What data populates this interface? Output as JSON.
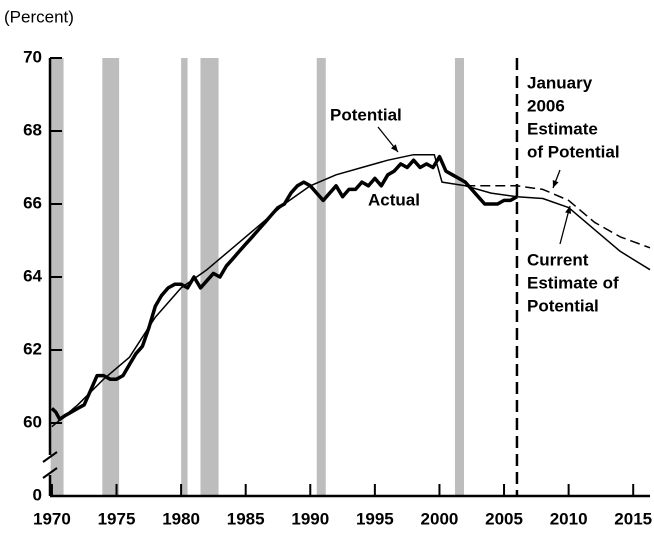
{
  "chart_data": {
    "type": "line",
    "unit_label": "(Percent)",
    "xlim": [
      1969.85,
      2016.3
    ],
    "xticks": [
      1970,
      1975,
      1980,
      1985,
      1990,
      1995,
      2000,
      2005,
      2010,
      2015
    ],
    "ylim": [
      58,
      70
    ],
    "yticks": [
      0,
      60,
      62,
      64,
      66,
      68,
      70
    ],
    "axis_break": true,
    "shaded_periods": [
      [
        1969.9,
        1970.9
      ],
      [
        1973.9,
        1975.2
      ],
      [
        1980.0,
        1980.5
      ],
      [
        1981.5,
        1982.9
      ],
      [
        1990.5,
        1991.2
      ],
      [
        2001.2,
        2001.9
      ]
    ],
    "shade_color": "#bdbdbd",
    "vertical_line_x": 2006,
    "series": [
      {
        "name": "Actual",
        "color": "#000000",
        "style": "thick",
        "x": [
          1970,
          1970.3,
          1970.6,
          1971,
          1971.5,
          1972,
          1972.5,
          1973,
          1973.5,
          1974,
          1974.5,
          1975,
          1975.5,
          1976,
          1976.5,
          1977,
          1977.5,
          1978,
          1978.5,
          1979,
          1979.5,
          1980,
          1980.5,
          1981,
          1981.5,
          1982,
          1982.5,
          1983,
          1983.5,
          1984,
          1984.5,
          1985,
          1985.5,
          1986,
          1986.5,
          1987,
          1987.5,
          1988,
          1988.5,
          1989,
          1989.5,
          1990,
          1990.5,
          1991,
          1991.5,
          1992,
          1992.5,
          1993,
          1993.5,
          1994,
          1994.5,
          1995,
          1995.5,
          1996,
          1996.5,
          1997,
          1997.5,
          1998,
          1998.5,
          1999,
          1999.5,
          2000,
          2000.5,
          2001,
          2001.5,
          2002,
          2002.5,
          2003,
          2003.5,
          2004,
          2004.5,
          2005,
          2005.5,
          2006
        ],
        "values": [
          60.4,
          60.3,
          60.1,
          60.2,
          60.3,
          60.4,
          60.5,
          60.9,
          61.3,
          61.3,
          61.2,
          61.2,
          61.3,
          61.6,
          61.9,
          62.1,
          62.6,
          63.2,
          63.5,
          63.7,
          63.8,
          63.8,
          63.7,
          64.0,
          63.7,
          63.9,
          64.1,
          64.0,
          64.3,
          64.5,
          64.7,
          64.9,
          65.1,
          65.3,
          65.5,
          65.7,
          65.9,
          66.0,
          66.3,
          66.5,
          66.6,
          66.5,
          66.3,
          66.1,
          66.3,
          66.5,
          66.2,
          66.4,
          66.4,
          66.6,
          66.5,
          66.7,
          66.5,
          66.8,
          66.9,
          67.1,
          67.0,
          67.2,
          67.0,
          67.1,
          67.0,
          67.3,
          66.9,
          66.8,
          66.7,
          66.6,
          66.4,
          66.2,
          66.0,
          66.0,
          66.0,
          66.1,
          66.1,
          66.2
        ]
      },
      {
        "name": "Potential",
        "color": "#000000",
        "style": "thin",
        "x": [
          1970,
          1972,
          1974,
          1976,
          1978,
          1980,
          1982,
          1984,
          1986,
          1988,
          1990,
          1992,
          1994,
          1996,
          1998,
          1999.6,
          2000.2,
          2002,
          2004,
          2006,
          2008,
          2010,
          2012,
          2014,
          2016.3
        ],
        "values": [
          59.9,
          60.5,
          61.2,
          61.8,
          62.9,
          63.7,
          64.2,
          64.8,
          65.4,
          66.0,
          66.5,
          66.8,
          67.0,
          67.2,
          67.35,
          67.35,
          66.6,
          66.5,
          66.3,
          66.2,
          66.15,
          65.9,
          65.3,
          64.7,
          64.2
        ]
      },
      {
        "name": "January 2006 Estimate of Potential",
        "color": "#000000",
        "style": "dashed",
        "x": [
          2002,
          2004,
          2006,
          2008,
          2010,
          2012,
          2014,
          2016.3
        ],
        "values": [
          66.5,
          66.5,
          66.5,
          66.4,
          66.1,
          65.5,
          65.1,
          64.8
        ]
      }
    ],
    "annotations": [
      {
        "lines": [
          "Potential"
        ]
      },
      {
        "lines": [
          "Actual"
        ]
      },
      {
        "lines": [
          "January",
          "2006",
          "Estimate",
          "of Potential"
        ]
      },
      {
        "lines": [
          "Current",
          "Estimate of",
          "Potential"
        ]
      }
    ]
  }
}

> [WHAT THIS TASK INVOLVES] Say how many lines of the material contain the word "Potential", with no other text.

> [EXERCISE SOLUTION] 5